[Collected data]
● ● ● ● ● ● ●
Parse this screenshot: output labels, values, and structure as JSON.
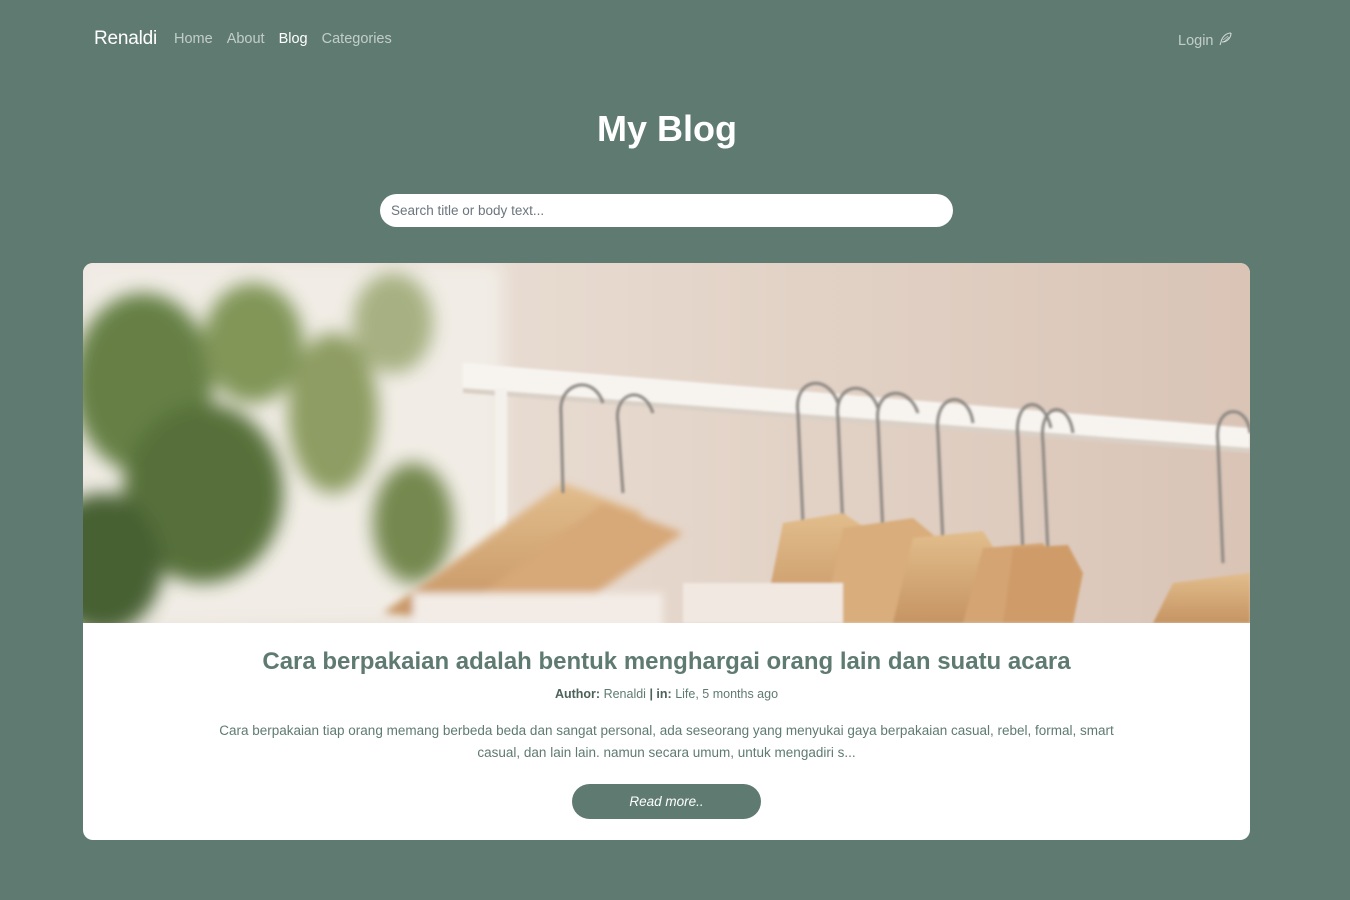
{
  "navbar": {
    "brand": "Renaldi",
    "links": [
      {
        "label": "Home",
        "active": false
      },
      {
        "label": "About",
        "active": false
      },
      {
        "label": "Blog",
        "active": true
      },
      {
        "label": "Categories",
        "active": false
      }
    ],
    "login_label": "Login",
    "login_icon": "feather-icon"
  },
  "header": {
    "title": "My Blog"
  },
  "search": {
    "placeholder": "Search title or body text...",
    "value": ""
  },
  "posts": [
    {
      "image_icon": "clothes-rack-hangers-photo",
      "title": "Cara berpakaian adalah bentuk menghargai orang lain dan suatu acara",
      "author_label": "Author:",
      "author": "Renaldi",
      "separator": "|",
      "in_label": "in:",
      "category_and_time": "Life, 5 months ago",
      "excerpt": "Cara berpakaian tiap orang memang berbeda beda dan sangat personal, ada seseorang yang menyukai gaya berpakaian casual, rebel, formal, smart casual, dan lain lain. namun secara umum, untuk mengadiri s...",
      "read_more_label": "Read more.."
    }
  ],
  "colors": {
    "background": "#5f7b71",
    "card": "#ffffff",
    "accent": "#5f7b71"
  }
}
● ● ● ● ● ● ●
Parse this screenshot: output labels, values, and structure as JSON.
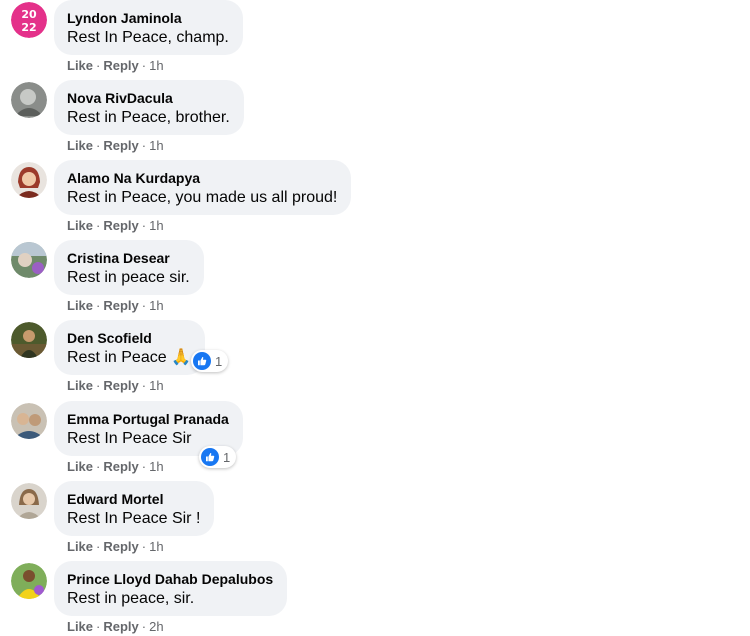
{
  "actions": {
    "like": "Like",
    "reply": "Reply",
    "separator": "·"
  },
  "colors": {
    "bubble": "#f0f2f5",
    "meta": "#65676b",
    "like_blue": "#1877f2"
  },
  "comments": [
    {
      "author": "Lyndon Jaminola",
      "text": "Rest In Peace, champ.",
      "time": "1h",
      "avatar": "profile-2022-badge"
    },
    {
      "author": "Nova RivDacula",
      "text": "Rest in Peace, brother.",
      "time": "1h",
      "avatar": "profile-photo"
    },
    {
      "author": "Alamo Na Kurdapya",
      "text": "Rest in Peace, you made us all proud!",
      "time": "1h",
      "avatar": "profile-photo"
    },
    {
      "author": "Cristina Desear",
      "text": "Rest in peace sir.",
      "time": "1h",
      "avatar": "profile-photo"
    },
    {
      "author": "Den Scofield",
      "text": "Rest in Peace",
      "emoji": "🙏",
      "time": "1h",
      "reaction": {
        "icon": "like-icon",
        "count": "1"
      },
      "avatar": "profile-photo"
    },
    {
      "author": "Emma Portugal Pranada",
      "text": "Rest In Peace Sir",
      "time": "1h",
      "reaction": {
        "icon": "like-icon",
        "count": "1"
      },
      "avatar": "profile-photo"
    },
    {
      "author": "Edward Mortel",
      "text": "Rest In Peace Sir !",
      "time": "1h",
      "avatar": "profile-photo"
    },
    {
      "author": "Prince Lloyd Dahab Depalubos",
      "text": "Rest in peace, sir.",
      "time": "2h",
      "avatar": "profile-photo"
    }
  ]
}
● ● ● ● ● ● ●
§ PROMPT:
Tally up the lines of the listing containing the word "Rest". Give only the total.

§ THE COMPLETED TASK:
8